> _PASSAGE FOR REVIEW_

- - -

This code piece requests an input from the user between 0 and 10. The boolean variable good_input is initialized as false. Thus !good_input is true, and the program enters the while loop. If input is less than 0 or greater than 10, then the program requests an input again. If input is inside the bounds, then the variable good_input is changed to true, which makes the condition of while false, and this terminates the loop.

4.4.3.2. for statement:#

for statement is very similar to while. However, with for you can change values of variables while imposing the loop condition.

for([EXECUTION_BEFORE_STARTING];[ENDING_CONDITION];[INCREMENT])
{
    [CODE PIECE]
}    

It is better to explain it with an example. Let’s print numbers between 0 and 100, but this time by using for instead of while.

#include <iostream>

int main() 
{
    for(int a = 0; a < 101; a++)
    {
        std::cout << a << std::endl;
    }
    return 0;
}

At the beginning of the for statement, the variable a is declared and set to 0. The execution ends when a is NOT less than 101, and at each loop cycle, a is incremented by 1.

for statement is very useful for nested loops (loops in loops). Let’s say you want to check all the members of a matrix. Then, you can use two loops one nested inside the other as follows:

for(int i = 0; i < 10; i++)
{
    for(int j = 0; j < 10; j++)
    {
        if (mymatrix[i][j] > 0)
        {
            std::cout << mymatrix[i][j] << std::endl;
        }
    }
}

This program checks all the members of the matrix mymatrix and prints out the numbers that are positive.

Exercise 4.8

Take 5 numbers as input from the user, arrange the numbers in ascending order and print them to the console. Hint: Record these numbers into an array. Then, you can write two for loops like above to compare the numbers inside the array.

Exercise 4.9

Write all prime numbers to the console between 0 and 1000.

4.4.3.3. do …while statements#

while statement can be used together with do. This time, the code piece assigned to these statements is executed once before checking the condition of while. The following executions are done depending on the condition of while.

do
{
    printf_s("\n%d",i++);
} while (i < 3);

4.4.4. I/O Operations#

Now, it is time to learn how to give an input to a program other than using the console. One way of doing this is to read from a file using file streams. You can think of file streams as a data line connected to a file (say a .txt file) to read and write information. C++ has a standard library for that use: fstream. In this library there is ifstream object (input file stream) to read from a file, and ofstream object (output file stream) to write to a file. To use these streams, you should first include the standard header file fstream.h and then define these objects as follows:

ifstream myInputStream;
ofstream myOutputStream;

Then, you should open these streams by giving the file name:

myInputStream.open("myfile.txt");
myOutputStream.open("myfile.txt");

Reading and writing through these file streams are done using >> and << operators respectively. After reading from / writing to a file, the stream should be closed as follows

myInputStream.close();
myOutputStream.close();

If you do not close your file stream, it will be closed by the end of the program. However, you can not open another file stream to the same file, so it is always safe to close the stream. The program below writes a string to a file.

- - -

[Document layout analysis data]

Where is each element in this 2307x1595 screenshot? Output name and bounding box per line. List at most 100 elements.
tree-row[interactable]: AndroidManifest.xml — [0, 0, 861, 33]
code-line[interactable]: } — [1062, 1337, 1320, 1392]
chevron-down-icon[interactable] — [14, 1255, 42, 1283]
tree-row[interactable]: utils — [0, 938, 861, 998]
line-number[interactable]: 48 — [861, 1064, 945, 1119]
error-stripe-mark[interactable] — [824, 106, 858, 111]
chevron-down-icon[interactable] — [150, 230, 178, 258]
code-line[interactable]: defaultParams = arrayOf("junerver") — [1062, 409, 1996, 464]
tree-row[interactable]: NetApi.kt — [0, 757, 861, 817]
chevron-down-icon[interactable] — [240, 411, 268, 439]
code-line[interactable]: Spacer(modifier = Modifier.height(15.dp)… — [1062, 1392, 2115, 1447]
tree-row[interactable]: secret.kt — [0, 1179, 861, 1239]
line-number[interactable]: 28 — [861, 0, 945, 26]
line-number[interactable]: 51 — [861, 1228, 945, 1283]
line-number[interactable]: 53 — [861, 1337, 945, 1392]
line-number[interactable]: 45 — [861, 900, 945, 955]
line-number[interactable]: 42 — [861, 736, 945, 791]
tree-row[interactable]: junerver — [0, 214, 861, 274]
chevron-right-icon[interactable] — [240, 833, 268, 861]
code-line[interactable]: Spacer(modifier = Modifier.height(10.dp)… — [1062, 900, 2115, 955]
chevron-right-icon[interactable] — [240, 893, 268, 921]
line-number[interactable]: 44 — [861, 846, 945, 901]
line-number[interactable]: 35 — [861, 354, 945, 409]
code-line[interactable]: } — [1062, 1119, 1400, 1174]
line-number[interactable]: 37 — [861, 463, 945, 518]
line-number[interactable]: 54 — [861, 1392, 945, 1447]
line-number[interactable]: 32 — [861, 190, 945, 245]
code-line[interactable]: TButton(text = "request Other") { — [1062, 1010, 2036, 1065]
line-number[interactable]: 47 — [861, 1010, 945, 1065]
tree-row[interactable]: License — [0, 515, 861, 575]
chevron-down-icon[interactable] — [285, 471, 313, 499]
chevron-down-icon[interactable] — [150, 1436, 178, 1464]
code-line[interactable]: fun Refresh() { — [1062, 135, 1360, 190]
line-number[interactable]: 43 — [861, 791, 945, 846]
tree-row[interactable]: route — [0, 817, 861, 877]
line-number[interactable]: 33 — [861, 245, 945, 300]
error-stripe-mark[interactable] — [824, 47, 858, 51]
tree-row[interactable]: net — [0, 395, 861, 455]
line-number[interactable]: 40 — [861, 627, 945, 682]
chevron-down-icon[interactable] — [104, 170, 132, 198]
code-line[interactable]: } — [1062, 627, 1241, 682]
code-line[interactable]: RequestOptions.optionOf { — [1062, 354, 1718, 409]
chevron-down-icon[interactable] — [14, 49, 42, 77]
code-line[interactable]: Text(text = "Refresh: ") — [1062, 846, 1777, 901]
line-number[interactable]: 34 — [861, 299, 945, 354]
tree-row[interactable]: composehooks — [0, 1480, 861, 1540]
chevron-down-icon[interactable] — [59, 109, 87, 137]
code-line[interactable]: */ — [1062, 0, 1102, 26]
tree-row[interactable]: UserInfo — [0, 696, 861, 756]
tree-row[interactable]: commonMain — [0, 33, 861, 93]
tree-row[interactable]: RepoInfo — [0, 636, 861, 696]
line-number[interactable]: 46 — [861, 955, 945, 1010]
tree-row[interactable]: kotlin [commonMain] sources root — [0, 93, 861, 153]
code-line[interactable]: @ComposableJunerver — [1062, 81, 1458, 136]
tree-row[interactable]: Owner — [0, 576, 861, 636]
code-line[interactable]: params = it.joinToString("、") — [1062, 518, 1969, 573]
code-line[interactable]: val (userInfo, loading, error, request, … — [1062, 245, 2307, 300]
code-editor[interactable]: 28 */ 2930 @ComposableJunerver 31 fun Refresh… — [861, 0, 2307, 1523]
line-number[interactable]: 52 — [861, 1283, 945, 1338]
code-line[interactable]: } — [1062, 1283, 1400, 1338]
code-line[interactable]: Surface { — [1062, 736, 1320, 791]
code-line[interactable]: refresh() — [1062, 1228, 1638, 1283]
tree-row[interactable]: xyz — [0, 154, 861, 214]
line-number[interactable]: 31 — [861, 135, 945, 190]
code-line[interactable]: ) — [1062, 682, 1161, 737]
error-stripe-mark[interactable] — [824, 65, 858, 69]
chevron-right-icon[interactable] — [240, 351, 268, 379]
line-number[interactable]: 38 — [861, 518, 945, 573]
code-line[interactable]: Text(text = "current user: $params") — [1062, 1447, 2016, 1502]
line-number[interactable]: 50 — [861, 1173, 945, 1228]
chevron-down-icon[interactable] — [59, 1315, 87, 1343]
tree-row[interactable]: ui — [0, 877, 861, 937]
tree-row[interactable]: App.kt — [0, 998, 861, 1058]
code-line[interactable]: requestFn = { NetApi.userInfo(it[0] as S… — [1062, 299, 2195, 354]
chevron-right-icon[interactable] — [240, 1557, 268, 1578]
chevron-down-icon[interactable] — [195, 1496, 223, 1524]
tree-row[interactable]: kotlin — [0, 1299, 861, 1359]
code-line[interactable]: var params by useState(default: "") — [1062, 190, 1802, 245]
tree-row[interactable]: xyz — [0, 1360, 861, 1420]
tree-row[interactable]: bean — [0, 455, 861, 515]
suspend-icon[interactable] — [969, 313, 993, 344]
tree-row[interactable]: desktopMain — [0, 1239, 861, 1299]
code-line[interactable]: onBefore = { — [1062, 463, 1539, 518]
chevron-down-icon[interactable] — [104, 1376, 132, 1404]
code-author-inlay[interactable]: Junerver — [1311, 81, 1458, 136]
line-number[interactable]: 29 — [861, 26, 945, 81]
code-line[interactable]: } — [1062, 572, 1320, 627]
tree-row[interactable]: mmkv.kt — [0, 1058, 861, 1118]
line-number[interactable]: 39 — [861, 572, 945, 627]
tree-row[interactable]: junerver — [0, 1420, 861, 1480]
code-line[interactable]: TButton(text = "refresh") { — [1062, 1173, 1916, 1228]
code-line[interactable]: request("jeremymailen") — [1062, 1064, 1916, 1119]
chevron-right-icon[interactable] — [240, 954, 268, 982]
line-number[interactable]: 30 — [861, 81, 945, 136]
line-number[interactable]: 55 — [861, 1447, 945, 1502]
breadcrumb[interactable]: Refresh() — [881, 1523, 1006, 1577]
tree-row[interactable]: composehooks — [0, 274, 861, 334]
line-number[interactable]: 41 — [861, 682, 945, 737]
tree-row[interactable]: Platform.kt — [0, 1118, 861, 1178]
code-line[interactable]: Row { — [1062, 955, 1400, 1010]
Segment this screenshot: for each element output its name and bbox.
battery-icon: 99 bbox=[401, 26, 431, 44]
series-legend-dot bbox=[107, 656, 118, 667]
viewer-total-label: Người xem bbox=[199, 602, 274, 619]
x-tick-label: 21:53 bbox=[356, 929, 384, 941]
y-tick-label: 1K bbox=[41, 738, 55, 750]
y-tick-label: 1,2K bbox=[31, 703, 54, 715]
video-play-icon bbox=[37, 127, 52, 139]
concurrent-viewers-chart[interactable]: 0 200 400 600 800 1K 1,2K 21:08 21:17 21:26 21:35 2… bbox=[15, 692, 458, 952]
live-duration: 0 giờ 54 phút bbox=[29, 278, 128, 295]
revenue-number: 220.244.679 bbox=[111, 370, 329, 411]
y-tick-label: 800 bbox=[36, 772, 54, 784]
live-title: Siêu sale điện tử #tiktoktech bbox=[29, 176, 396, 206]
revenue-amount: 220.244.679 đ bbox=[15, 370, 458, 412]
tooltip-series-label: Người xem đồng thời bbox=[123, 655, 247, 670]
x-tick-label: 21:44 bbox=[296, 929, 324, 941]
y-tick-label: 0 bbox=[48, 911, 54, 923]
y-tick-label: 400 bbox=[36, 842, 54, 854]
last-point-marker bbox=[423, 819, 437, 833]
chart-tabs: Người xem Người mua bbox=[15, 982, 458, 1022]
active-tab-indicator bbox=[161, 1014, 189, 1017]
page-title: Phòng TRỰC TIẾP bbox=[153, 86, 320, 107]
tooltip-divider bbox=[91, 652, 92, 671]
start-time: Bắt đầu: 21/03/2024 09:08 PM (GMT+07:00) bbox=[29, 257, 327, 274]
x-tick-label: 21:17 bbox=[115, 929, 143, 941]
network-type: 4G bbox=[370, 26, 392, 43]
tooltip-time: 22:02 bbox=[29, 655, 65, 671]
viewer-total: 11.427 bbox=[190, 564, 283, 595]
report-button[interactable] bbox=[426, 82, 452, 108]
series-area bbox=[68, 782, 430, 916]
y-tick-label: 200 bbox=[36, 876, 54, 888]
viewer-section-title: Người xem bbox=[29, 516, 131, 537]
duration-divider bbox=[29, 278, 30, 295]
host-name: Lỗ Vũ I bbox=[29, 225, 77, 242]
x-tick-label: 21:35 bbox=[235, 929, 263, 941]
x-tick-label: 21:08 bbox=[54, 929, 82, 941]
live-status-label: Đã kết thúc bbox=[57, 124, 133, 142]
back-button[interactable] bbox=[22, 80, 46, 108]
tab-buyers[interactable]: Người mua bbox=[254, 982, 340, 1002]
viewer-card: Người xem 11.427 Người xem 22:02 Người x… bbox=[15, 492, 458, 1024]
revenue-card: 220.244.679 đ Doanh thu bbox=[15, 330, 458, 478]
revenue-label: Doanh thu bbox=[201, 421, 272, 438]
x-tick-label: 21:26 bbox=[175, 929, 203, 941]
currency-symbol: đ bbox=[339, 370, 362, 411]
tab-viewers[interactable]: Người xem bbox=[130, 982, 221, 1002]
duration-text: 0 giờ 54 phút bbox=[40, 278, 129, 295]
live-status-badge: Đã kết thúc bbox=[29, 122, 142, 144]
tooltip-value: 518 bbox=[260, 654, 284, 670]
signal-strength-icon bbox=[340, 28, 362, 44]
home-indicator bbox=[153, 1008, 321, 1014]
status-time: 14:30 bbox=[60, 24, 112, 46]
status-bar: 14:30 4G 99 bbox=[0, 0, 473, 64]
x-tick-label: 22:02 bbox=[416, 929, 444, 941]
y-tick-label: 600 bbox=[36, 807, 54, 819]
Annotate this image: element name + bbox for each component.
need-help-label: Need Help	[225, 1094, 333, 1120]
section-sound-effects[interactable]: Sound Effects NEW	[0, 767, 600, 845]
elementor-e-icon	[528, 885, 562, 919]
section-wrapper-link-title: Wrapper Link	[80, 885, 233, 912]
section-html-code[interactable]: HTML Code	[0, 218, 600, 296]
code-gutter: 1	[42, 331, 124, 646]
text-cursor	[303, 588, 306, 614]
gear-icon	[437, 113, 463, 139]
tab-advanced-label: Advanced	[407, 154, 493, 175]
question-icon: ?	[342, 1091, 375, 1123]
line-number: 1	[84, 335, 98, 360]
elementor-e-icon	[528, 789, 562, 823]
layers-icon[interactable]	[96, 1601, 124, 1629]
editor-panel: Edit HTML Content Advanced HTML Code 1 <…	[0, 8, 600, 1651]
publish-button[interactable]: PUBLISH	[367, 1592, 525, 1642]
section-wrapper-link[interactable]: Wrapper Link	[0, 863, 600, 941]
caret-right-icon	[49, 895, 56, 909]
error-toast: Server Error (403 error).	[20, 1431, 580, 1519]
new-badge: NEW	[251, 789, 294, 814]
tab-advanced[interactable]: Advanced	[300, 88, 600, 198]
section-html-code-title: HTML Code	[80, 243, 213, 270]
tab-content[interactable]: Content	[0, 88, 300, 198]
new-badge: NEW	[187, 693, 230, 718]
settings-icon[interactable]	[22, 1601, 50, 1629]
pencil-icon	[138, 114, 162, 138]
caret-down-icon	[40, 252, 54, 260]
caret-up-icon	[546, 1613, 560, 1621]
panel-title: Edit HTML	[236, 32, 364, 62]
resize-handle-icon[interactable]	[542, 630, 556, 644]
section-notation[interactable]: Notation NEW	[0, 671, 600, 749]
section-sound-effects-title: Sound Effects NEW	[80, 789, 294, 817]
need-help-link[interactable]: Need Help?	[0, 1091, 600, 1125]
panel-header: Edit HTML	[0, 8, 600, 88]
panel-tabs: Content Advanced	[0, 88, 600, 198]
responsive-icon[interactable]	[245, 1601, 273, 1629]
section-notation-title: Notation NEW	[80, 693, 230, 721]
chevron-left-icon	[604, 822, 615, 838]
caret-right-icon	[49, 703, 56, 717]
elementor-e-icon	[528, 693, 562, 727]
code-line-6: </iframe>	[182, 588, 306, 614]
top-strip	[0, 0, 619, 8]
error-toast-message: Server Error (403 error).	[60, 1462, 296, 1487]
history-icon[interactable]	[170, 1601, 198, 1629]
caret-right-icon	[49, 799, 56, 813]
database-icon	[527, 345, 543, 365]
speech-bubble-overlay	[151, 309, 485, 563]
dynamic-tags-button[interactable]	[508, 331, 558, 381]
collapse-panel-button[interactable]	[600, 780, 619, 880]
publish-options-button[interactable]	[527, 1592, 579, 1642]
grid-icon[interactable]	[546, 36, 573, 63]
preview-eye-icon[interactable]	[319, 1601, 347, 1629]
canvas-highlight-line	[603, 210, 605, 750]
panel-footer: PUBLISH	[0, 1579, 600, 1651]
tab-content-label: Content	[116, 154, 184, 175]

- - -

> _TASK GOAL_
In the C++ tutorial excerpt, what happens to a file stream that is never closed?

> _ANSWER BOX_
It is closed by the end of the program.